▶ **SHORT TASK**
Extract each line of the listing below that contains the string "label".

[Visual layout annotation data]
■ ■ ■ ■ ■ ■ ■

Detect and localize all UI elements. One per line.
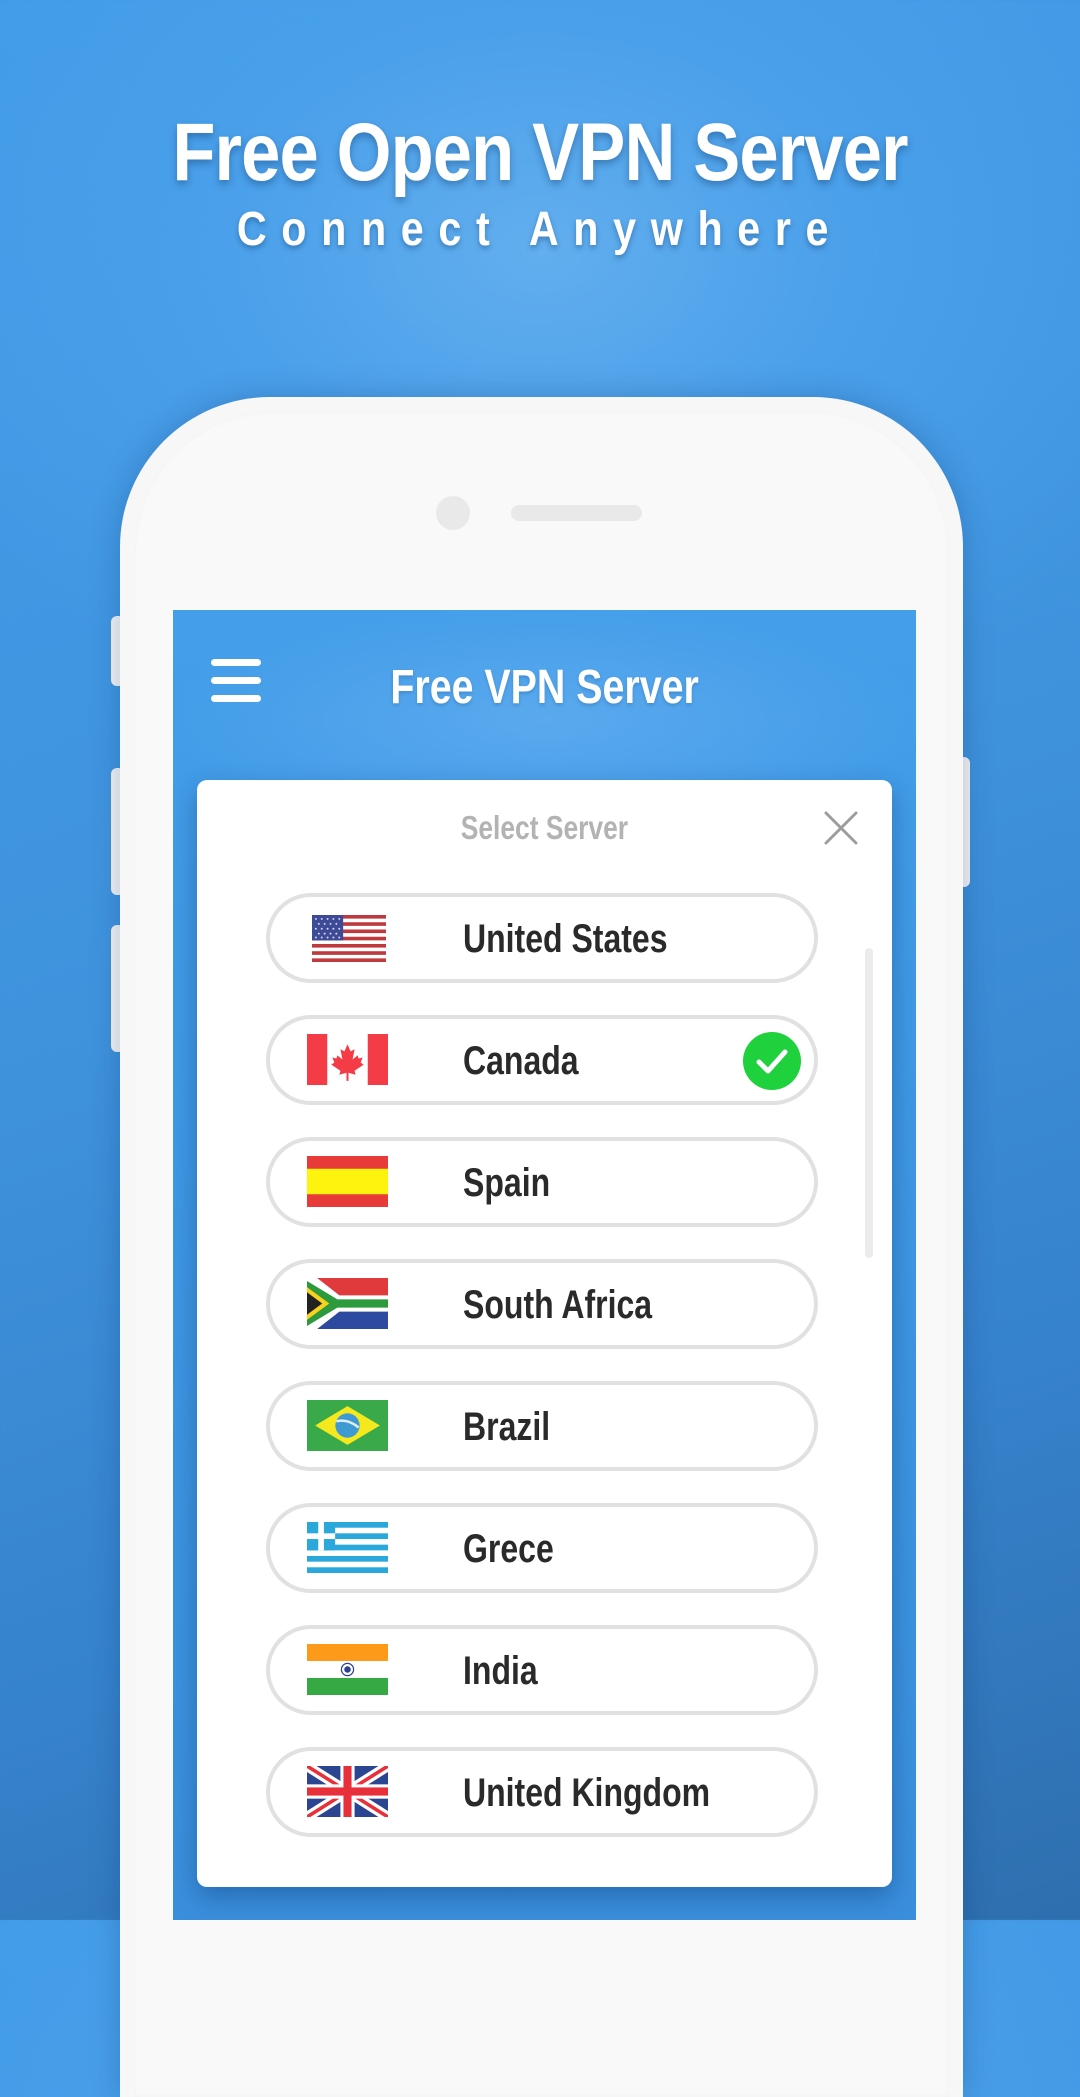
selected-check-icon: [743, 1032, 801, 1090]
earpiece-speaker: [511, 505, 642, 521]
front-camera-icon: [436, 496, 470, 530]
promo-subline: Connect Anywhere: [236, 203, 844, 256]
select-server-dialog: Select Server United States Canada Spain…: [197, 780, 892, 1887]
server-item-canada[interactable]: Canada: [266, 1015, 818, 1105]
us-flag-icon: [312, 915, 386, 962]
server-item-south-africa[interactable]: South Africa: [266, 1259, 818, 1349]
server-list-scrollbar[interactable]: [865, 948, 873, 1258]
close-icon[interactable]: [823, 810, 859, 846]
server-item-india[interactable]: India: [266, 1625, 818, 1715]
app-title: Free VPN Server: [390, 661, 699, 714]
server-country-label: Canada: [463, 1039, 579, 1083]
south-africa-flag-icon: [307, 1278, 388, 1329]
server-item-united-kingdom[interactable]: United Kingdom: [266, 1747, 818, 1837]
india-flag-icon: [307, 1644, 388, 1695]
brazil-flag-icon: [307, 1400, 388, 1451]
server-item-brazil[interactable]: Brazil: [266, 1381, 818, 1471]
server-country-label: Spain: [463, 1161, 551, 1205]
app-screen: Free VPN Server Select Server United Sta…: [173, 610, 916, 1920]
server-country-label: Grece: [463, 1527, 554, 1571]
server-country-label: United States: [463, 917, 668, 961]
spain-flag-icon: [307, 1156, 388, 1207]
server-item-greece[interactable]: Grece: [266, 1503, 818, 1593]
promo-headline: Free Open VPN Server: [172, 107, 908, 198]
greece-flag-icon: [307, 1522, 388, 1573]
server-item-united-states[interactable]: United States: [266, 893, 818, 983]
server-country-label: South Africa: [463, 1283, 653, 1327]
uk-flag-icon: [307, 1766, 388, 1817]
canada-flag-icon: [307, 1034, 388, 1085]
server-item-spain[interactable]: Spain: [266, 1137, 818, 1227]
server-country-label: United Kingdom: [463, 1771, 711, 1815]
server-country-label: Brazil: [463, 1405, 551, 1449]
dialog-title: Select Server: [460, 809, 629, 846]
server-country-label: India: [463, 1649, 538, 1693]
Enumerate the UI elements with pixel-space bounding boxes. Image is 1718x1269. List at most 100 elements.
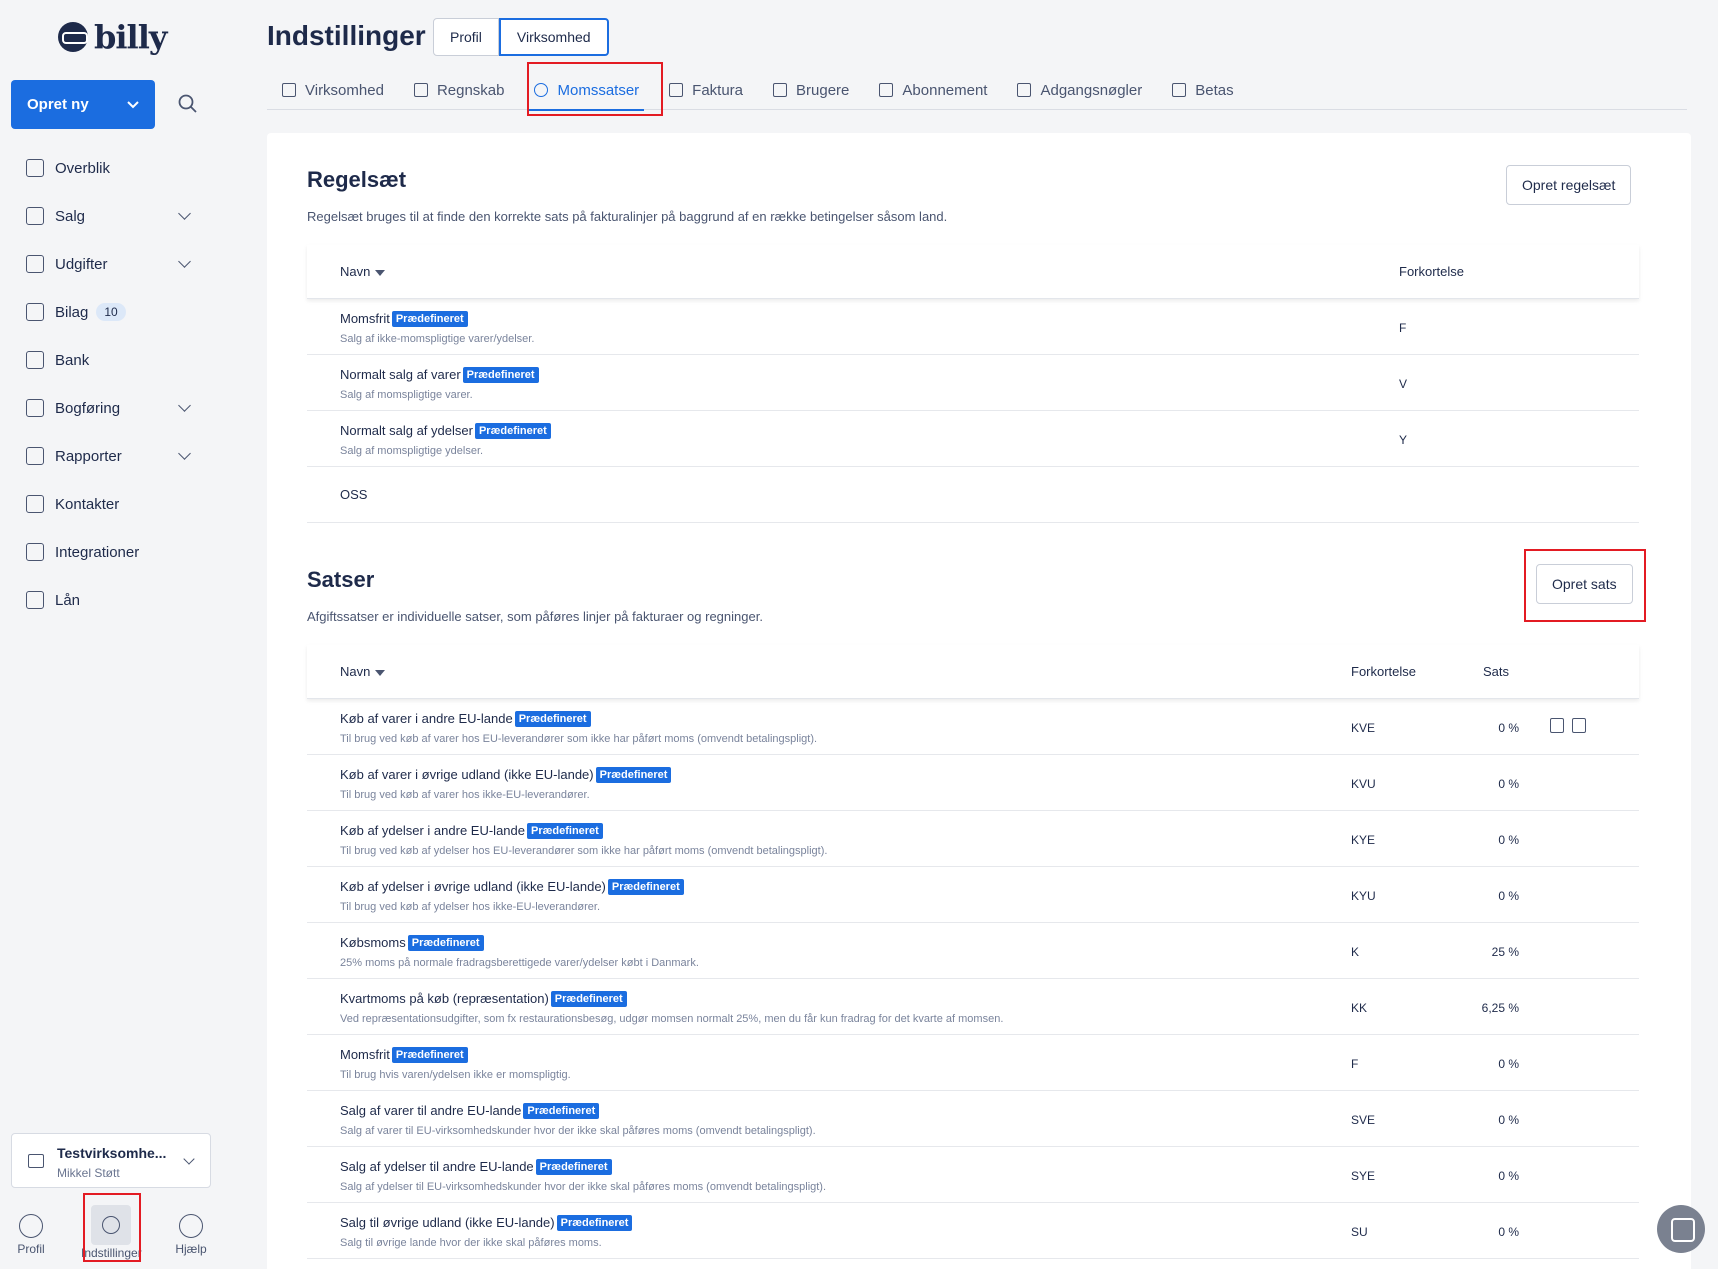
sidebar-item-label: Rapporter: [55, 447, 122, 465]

■ ■ ■ ■ ■ ■ ■

▶ **COMPLETE RESPONSE**
server-country-label: Canada: [463, 1039, 579, 1083]
server-country-label: Spain: [463, 1161, 551, 1205]
server-country-label: Grece: [463, 1527, 554, 1571]
server-country-label: United States: [463, 917, 668, 961]
server-country-label: South Africa: [463, 1283, 653, 1327]
server-country-label: United Kingdom: [463, 1771, 711, 1815]
server-country-label: Brazil: [463, 1405, 551, 1449]
server-country-label: India: [463, 1649, 538, 1693]
sidebar-item-label: Rapporter: [55, 447, 122, 465]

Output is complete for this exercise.